Your task is to copy every line of the entries that contains "있습니다".

+++ Dataset excerpts +++

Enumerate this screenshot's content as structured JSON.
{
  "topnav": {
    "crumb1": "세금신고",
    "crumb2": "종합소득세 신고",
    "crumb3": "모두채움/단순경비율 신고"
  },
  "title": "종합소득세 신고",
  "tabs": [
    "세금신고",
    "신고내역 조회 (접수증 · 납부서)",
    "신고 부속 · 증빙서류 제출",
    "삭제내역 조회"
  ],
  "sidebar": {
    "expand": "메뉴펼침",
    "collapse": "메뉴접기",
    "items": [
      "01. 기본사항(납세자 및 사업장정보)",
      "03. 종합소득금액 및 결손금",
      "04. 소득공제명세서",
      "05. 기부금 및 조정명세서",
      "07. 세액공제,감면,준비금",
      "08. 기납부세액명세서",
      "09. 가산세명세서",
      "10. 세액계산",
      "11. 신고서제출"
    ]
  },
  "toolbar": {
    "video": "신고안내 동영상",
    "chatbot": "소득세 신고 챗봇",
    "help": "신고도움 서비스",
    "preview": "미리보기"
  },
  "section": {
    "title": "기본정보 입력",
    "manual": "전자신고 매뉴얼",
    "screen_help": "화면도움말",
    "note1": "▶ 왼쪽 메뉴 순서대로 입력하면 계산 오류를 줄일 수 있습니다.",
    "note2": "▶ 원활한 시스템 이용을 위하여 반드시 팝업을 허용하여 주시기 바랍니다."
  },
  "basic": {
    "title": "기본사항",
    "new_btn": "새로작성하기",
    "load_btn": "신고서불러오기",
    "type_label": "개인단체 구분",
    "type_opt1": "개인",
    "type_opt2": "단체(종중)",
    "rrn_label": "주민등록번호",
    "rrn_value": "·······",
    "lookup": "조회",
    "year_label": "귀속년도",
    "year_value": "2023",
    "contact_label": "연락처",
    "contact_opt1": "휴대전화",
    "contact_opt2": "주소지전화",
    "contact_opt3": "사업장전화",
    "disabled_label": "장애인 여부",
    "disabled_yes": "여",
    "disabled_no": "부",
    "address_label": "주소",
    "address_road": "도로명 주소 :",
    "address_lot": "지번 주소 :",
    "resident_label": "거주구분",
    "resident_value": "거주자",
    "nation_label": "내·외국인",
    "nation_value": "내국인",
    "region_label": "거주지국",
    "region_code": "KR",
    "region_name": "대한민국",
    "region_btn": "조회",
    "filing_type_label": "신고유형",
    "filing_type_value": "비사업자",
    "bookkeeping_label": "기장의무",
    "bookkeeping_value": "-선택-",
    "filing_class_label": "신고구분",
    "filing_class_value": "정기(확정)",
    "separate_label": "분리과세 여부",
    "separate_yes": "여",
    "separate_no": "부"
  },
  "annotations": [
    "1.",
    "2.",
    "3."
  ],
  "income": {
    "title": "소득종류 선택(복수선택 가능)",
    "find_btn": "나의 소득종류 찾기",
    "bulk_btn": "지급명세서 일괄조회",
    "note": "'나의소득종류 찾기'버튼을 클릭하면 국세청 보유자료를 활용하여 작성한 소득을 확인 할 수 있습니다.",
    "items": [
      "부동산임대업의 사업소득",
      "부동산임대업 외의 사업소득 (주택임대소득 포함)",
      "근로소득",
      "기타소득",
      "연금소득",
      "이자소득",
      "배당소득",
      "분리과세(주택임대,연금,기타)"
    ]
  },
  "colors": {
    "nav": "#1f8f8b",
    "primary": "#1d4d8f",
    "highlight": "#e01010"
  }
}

+++

Answer below —
    "note1": "▶ 왼쪽 메뉴 순서대로 입력하면 계산 오류를 줄일 수 있습니다.",
    "note": "'나의소득종류 찾기'버튼을 클릭하면 국세청 보유자료를 활용하여 작성한 소득을 확인 할 수 있습니다.",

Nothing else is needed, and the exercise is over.